Copy every line from the records below that holds the word "with".
------ Record extracts ------
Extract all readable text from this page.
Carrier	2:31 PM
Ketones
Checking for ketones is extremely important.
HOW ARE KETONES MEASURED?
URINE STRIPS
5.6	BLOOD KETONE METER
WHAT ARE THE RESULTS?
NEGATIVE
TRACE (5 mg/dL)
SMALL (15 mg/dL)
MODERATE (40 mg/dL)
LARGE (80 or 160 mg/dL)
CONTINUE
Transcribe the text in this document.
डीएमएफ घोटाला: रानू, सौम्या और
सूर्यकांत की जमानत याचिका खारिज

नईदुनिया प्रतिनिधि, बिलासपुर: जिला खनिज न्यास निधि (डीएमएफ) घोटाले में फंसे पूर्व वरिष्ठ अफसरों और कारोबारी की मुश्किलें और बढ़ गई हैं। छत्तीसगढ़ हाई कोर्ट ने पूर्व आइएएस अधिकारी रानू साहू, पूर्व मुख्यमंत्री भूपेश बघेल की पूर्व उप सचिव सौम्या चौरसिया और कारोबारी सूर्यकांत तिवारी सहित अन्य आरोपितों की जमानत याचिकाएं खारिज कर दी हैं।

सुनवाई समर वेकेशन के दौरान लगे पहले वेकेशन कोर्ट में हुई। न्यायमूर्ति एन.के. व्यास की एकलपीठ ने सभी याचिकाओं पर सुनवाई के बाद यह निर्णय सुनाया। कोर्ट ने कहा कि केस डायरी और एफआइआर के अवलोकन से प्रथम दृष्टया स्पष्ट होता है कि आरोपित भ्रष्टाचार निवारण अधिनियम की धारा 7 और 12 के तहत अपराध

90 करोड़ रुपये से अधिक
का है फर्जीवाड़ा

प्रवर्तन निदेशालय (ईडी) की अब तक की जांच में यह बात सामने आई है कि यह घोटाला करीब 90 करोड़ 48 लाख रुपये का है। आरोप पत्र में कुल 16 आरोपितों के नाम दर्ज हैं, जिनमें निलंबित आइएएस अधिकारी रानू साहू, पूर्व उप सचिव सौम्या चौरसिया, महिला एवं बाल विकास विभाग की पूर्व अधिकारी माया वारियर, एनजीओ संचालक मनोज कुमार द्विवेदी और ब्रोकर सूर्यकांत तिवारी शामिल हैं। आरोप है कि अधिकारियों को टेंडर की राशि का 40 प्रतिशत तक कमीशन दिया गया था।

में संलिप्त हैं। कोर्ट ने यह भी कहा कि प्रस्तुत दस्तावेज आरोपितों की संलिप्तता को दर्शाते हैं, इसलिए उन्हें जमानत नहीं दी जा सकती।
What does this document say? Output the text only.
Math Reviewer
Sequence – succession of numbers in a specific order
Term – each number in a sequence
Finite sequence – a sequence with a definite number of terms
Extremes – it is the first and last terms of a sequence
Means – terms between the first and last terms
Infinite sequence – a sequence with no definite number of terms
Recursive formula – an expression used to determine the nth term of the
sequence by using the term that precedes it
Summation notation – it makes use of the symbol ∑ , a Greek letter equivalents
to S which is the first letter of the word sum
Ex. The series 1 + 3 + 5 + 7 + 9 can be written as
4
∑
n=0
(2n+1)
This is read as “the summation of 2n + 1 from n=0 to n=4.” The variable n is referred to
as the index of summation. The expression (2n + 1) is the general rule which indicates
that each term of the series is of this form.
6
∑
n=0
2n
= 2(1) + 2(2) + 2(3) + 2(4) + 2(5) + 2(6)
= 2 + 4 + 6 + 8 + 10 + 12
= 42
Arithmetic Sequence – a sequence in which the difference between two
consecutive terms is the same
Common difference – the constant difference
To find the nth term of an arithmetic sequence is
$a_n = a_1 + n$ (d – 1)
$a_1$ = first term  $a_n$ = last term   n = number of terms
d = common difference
------
Written reply:
Finite sequence – a sequence with a definite number of terms
Infinite sequence – a sequence with no definite number of terms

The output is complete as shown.